## Supplied entries
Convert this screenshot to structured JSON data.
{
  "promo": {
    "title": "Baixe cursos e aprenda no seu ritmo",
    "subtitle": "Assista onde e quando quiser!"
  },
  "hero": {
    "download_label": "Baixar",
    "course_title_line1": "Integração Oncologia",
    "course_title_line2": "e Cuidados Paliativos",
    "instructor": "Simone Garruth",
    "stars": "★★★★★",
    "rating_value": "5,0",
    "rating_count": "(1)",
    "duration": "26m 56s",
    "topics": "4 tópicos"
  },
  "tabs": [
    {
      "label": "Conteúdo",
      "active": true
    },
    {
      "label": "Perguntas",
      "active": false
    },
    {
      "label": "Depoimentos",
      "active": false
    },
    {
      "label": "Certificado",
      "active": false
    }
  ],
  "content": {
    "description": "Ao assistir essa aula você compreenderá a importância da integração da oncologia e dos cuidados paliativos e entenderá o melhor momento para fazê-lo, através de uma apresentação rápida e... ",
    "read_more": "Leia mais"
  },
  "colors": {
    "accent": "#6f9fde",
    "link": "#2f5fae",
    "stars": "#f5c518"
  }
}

## Your objective
Write out the records above again, keeping each one identical to the original.

## Answer
Convert this screenshot to structured JSON data.
{
  "promo": {
    "title": "Baixe cursos e aprenda no seu ritmo",
    "subtitle": "Assista onde e quando quiser!"
  },
  "hero": {
    "download_label": "Baixar",
    "course_title_line1": "Integração Oncologia",
    "course_title_line2": "e Cuidados Paliativos",
    "instructor": "Simone Garruth",
    "stars": "★★★★★",
    "rating_value": "5,0",
    "rating_count": "(1)",
    "duration": "26m 56s",
    "topics": "4 tópicos"
  },
  "tabs": [
    {
      "label": "Conteúdo",
      "active": true
    },
    {
      "label": "Perguntas",
      "active": false
    },
    {
      "label": "Depoimentos",
      "active": false
    },
    {
      "label": "Certificado",
      "active": false
    }
  ],
  "content": {
    "description": "Ao assistir essa aula você compreenderá a importância da integração da oncologia e dos cuidados paliativos e entenderá o melhor momento para fazê-lo, através de uma apresentação rápida e... ",
    "read_more": "Leia mais"
  },
  "colors": {
    "accent": "#6f9fde",
    "link": "#2f5fae",
    "stars": "#f5c518"
  }
}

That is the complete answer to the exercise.